Multiple sclerosis (MS) is the most common demyelinating disease of the central nervous system. MRI has a prominent role in diagnosing and monitoring disease and treatment and is most suitable tool to study MS pathology in vivo. In recent years there has been research has been much research on the use of 7 tesla MRI in MS. There is a better signal and contrast allowing for higher resolutions. This may contribute to, among other things, higher sensitivity for detecting MS abnormalities, not only in the white matter but also in the gray matter. Furthermore, there is probably also a better specificity. This is due to the improved visualization of MS specific pathological features such as the presence of a central vein in a lesion and paramagnetic rings.

Aim of the exercise: Quote the passage on 7 tesla MRI in multiple sclerosis, starting with "Multiple sclerosis (MS)" and going on through "and paramagnetic rings.".

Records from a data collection
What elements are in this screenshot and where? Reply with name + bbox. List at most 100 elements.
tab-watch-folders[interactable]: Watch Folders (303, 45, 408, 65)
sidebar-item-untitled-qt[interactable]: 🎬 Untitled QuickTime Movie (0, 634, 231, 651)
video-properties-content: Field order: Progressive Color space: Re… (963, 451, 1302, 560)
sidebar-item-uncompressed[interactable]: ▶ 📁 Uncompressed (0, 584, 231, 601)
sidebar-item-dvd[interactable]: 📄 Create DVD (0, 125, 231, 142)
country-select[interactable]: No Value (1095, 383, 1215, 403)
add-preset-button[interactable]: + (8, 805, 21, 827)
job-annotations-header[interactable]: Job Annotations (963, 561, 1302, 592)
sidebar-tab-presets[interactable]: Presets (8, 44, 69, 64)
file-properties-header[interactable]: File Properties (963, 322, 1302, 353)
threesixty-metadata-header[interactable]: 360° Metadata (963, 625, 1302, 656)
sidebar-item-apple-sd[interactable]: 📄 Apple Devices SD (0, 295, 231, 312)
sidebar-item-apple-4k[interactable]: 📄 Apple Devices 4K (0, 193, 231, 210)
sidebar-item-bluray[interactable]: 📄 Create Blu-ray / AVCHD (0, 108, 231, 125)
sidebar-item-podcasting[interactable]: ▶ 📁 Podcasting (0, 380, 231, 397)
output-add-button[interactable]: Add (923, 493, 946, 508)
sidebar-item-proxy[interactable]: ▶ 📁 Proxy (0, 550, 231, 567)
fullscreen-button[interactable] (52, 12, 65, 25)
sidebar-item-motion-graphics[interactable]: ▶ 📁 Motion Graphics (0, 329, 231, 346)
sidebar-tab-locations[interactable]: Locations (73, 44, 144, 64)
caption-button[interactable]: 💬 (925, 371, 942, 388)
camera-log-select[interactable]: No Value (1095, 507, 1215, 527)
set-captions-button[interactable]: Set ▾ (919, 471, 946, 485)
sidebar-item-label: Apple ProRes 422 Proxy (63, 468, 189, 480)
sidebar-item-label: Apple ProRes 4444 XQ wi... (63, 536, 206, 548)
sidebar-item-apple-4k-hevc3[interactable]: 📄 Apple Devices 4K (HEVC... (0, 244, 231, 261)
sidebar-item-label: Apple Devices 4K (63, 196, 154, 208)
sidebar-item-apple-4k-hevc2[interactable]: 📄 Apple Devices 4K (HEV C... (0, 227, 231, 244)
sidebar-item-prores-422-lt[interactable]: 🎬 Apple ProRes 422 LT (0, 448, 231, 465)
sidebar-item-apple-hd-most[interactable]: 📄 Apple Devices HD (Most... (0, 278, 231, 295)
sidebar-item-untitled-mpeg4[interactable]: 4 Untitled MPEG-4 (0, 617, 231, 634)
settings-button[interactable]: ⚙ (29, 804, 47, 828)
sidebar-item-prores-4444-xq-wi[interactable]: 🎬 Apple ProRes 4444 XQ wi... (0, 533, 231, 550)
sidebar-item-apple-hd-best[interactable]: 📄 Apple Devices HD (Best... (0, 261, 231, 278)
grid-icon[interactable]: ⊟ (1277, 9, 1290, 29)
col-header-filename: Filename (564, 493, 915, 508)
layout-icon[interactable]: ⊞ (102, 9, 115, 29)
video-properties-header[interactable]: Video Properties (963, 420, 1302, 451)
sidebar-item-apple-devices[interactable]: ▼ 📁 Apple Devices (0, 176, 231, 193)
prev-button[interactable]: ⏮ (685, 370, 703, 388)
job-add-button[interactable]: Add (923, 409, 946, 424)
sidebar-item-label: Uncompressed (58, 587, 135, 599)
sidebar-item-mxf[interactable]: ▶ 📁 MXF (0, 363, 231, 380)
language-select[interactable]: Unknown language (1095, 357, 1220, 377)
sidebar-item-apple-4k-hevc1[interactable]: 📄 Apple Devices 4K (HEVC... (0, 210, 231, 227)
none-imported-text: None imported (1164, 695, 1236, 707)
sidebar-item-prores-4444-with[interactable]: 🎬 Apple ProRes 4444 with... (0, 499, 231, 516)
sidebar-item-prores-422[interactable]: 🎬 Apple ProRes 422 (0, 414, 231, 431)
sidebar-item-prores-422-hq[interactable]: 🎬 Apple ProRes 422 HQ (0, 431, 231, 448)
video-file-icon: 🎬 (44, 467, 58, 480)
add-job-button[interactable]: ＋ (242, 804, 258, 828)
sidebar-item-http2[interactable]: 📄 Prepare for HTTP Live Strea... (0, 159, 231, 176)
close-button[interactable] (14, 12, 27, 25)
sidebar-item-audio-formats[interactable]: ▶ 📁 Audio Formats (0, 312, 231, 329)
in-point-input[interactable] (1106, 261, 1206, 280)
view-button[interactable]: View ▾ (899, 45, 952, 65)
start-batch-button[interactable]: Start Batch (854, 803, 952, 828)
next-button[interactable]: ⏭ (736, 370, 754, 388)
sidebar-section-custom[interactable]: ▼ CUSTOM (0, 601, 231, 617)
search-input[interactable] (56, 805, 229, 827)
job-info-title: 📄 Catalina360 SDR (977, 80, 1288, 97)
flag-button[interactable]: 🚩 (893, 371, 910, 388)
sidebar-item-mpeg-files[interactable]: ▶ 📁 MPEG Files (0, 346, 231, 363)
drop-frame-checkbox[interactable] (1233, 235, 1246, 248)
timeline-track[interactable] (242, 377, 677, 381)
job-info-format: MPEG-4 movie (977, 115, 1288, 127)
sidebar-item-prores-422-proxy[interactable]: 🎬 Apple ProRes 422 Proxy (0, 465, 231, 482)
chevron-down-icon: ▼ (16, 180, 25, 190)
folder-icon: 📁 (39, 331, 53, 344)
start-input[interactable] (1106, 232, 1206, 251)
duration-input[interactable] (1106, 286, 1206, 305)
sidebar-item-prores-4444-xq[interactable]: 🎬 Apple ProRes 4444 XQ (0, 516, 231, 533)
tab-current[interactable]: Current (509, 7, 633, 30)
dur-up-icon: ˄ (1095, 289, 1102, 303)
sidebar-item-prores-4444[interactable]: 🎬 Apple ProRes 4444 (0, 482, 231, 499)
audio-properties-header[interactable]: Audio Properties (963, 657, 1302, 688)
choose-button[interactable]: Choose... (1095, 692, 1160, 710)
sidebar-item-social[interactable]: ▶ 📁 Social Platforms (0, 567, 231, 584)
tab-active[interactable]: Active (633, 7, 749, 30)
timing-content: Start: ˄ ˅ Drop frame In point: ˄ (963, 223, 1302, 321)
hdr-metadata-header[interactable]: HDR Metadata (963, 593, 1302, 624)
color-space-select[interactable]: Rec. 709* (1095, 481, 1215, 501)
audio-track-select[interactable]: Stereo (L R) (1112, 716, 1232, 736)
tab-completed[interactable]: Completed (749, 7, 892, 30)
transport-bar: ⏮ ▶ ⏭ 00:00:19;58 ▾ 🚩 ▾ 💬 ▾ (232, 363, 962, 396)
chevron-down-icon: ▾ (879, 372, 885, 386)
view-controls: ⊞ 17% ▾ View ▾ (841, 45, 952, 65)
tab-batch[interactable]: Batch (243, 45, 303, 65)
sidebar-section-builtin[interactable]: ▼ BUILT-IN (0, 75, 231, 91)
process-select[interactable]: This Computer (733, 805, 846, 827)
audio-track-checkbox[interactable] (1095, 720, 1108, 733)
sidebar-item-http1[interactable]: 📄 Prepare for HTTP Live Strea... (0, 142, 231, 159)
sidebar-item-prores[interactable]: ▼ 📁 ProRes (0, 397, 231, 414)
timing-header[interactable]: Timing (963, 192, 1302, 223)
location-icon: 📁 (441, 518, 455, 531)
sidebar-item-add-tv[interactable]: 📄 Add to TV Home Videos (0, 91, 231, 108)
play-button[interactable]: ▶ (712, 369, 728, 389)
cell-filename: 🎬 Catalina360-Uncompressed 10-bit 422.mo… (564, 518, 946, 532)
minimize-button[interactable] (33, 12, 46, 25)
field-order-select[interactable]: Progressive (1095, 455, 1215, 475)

Response to the exercise:
Multiple sclerosis (MS) is the most common demyelinating disease of the central nervous system. MRI has a prominent role in diagnosing and monitoring disease and treatment and is most suitable tool to study MS pathology in vivo. In recent years there has been research has been much research on the use of 7 tesla MRI in MS. There is a better signal and contrast allowing for higher resolutions. This may contribute to, among other things, higher sensitivity for detecting MS abnormalities, not only in the white matter but also in the gray matter. Furthermore, there is probably also a better specificity. This is due to the improved visualization of MS specific pathological features such as the presence of a central vein in a lesion and paramagnetic rings.